SET TASK ▸ Go through the data below and gather each line containing "افتتاحي".

EXERCISE MATERIAL ▸
------------------------------------------------------------------------

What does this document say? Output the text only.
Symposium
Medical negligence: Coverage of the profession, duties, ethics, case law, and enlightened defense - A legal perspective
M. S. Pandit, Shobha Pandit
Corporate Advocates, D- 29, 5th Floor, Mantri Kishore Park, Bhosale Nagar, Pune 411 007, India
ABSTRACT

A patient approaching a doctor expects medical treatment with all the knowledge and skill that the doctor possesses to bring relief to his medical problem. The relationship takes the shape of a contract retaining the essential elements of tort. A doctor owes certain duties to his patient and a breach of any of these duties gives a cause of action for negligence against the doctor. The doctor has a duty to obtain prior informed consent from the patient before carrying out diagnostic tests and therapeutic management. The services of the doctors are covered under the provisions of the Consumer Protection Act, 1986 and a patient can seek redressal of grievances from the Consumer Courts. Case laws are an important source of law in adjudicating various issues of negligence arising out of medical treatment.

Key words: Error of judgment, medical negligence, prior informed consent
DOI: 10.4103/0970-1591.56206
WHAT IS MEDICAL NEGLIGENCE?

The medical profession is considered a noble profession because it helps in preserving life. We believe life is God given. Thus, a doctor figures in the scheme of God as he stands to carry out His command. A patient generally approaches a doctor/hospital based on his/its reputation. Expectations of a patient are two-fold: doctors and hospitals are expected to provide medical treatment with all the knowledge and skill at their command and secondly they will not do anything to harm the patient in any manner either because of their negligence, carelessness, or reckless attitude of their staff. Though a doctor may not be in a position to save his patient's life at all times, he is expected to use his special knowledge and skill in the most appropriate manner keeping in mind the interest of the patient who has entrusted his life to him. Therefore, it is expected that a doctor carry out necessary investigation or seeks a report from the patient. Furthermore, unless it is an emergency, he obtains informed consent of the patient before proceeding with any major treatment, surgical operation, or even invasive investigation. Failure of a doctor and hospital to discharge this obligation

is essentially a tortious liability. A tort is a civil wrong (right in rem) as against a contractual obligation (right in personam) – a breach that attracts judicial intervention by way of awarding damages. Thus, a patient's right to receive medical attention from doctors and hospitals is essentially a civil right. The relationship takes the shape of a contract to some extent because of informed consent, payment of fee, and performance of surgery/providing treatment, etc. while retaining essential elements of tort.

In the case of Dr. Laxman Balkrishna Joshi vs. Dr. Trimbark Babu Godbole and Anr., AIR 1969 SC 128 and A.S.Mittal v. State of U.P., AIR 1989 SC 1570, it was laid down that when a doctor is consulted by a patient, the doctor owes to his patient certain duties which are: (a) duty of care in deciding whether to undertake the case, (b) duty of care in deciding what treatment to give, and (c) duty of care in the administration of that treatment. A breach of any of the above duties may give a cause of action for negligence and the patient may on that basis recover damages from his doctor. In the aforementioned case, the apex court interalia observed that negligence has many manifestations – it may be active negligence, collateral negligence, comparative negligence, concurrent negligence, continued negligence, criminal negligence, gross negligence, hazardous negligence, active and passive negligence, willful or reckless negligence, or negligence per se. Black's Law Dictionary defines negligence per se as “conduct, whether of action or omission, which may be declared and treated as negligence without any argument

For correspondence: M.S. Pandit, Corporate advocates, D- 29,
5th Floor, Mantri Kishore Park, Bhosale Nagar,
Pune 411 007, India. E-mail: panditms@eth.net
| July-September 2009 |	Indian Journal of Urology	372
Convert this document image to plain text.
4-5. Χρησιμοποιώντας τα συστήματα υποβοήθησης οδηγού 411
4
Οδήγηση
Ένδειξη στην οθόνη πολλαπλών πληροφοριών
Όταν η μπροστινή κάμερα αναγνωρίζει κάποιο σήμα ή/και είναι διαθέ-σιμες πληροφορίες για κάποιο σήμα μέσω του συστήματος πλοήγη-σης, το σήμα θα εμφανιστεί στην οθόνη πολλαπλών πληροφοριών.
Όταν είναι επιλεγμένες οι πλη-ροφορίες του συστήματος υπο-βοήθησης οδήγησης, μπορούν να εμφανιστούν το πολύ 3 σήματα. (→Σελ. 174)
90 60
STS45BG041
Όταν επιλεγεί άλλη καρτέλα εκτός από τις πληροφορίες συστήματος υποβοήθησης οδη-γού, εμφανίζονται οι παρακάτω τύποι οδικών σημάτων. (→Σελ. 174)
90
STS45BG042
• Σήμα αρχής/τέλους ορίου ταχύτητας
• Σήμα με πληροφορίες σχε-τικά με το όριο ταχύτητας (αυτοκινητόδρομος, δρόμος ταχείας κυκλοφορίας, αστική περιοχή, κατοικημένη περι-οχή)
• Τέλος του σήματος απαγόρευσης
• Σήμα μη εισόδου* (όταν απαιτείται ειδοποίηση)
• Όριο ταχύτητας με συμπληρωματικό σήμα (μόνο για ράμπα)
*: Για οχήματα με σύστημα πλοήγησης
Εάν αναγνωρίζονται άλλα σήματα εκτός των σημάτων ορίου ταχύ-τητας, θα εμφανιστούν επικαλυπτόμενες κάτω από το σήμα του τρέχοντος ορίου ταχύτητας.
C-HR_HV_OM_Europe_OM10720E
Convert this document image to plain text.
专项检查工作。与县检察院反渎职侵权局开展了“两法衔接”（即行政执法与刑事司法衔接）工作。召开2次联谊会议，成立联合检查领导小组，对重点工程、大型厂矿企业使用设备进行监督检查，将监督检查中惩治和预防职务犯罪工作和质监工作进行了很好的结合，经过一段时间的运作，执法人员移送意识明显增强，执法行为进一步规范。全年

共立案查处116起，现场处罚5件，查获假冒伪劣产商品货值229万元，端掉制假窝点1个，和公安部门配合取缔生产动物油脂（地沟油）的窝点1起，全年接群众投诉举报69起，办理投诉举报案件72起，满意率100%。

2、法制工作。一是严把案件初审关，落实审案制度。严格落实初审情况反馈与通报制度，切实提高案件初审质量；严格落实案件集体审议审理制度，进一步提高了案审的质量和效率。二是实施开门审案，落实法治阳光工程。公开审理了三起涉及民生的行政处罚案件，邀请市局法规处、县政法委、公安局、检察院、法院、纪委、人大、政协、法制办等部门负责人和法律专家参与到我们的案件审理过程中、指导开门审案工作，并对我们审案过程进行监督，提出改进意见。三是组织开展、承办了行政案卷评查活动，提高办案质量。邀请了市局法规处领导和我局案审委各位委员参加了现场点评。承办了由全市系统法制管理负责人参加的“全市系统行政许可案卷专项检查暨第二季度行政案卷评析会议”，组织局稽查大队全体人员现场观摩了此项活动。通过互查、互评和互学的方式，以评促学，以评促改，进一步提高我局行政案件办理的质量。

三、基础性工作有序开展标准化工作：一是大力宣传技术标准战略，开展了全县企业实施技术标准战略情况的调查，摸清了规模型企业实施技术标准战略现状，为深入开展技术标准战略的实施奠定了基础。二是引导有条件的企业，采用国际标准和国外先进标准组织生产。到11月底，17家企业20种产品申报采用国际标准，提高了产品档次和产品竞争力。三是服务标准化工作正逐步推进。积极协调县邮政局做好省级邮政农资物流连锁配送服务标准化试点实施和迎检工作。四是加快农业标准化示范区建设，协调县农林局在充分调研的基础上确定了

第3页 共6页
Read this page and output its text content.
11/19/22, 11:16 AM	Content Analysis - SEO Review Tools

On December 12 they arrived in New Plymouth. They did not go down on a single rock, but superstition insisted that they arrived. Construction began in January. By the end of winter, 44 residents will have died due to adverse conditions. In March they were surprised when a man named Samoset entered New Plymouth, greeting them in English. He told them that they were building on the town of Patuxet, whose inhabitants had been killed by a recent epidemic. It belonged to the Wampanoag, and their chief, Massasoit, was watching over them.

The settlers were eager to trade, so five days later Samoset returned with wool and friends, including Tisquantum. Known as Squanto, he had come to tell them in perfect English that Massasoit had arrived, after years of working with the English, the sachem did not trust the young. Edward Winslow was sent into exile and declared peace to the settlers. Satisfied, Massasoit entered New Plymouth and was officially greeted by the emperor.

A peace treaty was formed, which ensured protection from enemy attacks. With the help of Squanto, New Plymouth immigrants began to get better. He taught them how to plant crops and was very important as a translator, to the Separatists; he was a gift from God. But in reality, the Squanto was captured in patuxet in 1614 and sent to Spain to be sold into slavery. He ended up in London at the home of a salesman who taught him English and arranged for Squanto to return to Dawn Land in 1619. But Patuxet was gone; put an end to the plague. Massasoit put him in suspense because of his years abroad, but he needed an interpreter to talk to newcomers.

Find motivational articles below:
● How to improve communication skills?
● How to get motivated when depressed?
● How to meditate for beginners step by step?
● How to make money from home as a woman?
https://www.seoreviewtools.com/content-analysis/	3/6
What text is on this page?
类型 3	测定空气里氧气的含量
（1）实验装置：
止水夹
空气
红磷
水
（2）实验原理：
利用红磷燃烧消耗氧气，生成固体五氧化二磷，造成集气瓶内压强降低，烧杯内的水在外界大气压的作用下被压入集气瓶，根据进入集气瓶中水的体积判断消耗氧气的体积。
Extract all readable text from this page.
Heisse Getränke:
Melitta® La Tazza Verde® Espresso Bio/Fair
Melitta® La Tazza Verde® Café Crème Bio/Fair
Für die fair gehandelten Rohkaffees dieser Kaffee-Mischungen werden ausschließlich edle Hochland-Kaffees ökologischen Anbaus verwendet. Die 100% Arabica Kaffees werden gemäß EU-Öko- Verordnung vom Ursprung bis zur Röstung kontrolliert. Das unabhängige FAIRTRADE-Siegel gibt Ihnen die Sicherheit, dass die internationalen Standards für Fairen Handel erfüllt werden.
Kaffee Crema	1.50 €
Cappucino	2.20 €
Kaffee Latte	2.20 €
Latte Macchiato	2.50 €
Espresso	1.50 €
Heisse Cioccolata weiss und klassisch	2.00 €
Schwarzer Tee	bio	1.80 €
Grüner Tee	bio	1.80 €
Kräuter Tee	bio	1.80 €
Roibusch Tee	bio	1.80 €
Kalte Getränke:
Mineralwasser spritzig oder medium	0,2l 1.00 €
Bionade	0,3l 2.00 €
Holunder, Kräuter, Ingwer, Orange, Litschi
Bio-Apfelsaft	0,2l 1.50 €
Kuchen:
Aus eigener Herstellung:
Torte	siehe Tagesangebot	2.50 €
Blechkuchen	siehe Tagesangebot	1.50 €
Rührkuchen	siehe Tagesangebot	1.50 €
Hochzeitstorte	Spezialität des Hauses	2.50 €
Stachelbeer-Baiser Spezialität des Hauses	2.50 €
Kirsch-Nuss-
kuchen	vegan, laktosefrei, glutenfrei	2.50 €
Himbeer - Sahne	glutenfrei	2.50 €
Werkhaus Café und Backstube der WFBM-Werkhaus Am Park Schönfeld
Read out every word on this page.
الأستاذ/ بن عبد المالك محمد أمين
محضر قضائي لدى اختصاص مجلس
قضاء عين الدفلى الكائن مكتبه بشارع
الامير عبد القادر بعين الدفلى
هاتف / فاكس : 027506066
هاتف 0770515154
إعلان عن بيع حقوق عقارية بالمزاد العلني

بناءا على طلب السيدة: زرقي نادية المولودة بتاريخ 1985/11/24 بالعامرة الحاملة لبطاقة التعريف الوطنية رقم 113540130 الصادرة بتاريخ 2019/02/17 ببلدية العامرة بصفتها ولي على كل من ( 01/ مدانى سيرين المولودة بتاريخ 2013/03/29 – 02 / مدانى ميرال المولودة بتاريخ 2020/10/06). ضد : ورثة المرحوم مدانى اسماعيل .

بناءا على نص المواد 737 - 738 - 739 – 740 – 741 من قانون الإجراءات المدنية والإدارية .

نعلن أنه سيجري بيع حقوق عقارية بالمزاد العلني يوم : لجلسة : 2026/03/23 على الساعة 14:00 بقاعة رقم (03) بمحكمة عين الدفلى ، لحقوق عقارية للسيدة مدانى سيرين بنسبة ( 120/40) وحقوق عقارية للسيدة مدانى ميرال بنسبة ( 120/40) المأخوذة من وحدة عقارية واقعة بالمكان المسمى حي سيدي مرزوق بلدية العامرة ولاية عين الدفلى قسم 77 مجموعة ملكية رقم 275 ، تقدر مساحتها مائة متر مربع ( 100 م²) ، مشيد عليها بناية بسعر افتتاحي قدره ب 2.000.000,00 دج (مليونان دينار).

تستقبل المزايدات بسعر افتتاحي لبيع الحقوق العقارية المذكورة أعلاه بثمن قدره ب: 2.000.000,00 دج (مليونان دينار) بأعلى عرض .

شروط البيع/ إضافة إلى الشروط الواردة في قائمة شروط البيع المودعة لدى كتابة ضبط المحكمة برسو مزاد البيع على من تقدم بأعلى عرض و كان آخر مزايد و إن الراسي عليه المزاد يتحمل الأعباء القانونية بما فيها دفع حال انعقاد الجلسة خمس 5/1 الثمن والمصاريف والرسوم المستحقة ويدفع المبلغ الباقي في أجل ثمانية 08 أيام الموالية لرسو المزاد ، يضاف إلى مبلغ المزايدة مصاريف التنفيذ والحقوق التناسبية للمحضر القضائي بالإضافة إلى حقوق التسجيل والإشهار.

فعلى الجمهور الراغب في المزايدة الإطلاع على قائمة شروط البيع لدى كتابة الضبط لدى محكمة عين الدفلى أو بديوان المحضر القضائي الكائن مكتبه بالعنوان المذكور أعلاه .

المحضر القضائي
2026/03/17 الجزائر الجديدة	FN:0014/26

------------------------------------------------------------------------

CORRECT RESULT ▸
نعلن أنه سيجري بيع حقوق عقارية بالمزاد العلني يوم : لجلسة : 2026/03/23 على الساعة 14:00 بقاعة رقم (03) بمحكمة عين الدفلى ، لحقوق عقارية للسيدة مدانى سيرين بنسبة ( 120/40) وحقوق عقارية للسيدة مدانى ميرال بنسبة ( 120/40) المأخوذة من وحدة عقارية واقعة بالمكان المسمى حي سيدي مرزوق بلدية العامرة ولاية عين الدفلى قسم 77 مجموعة ملكية رقم 275 ، تقدر مساحتها مائة متر مربع ( 100 م²) ، مشيد عليها بناية بسعر افتتاحي قدره ب 2.000.000,00 دج (مليونان دينار).
تستقبل المزايدات بسعر افتتاحي لبيع الحقوق العقارية المذكورة أعلاه بثمن قدره ب: 2.000.000,00 دج (مليونان دينار) بأعلى عرض .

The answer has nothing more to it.